◆ DIRECTION:
Copy all lines that contain the word "Read".
— START OF DATASET RECORDS —
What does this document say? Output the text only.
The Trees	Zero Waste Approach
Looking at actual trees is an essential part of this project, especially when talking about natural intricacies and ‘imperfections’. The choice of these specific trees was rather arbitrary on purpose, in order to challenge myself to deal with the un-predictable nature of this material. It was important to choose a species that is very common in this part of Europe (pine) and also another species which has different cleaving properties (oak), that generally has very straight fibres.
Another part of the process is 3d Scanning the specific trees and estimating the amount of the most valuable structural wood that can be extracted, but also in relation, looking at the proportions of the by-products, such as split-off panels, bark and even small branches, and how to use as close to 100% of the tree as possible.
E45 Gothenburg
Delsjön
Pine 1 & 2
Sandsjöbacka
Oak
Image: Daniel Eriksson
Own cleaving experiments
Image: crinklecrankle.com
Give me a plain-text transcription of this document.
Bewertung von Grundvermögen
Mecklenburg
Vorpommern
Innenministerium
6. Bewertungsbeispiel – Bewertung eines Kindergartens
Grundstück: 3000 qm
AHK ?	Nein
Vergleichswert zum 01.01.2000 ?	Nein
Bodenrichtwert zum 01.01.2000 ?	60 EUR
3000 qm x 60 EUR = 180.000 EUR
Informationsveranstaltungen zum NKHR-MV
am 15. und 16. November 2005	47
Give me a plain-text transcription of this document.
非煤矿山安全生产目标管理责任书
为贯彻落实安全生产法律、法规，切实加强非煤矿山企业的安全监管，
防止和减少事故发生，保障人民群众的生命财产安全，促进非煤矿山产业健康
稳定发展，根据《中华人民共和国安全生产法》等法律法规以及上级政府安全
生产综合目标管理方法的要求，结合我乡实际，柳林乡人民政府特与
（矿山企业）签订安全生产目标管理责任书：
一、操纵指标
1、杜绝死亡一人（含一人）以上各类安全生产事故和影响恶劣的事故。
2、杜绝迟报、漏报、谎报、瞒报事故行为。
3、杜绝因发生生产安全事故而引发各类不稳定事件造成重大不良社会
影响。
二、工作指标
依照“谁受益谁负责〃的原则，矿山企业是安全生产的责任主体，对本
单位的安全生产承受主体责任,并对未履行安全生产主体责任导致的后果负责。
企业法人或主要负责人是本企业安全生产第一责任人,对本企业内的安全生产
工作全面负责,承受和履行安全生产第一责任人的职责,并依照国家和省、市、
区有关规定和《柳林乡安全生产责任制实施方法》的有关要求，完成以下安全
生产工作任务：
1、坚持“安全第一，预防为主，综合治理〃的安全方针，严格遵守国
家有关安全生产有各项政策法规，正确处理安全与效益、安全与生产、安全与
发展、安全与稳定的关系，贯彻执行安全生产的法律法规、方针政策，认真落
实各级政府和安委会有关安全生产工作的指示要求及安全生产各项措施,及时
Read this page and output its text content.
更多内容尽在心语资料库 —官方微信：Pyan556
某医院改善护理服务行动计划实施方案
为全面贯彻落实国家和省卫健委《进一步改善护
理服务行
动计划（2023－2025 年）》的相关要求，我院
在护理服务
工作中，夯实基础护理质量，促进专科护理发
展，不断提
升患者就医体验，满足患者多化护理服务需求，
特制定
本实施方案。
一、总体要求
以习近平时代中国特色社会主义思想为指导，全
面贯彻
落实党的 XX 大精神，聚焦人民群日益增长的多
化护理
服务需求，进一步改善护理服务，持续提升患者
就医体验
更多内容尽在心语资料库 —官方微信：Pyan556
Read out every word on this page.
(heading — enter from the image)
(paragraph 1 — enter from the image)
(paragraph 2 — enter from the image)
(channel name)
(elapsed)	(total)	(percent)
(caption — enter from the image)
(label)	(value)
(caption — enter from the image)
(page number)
— END OF DATASET RECORDS —
◆ REPLY:
Read this page and output its text content.
Read out every word on this page.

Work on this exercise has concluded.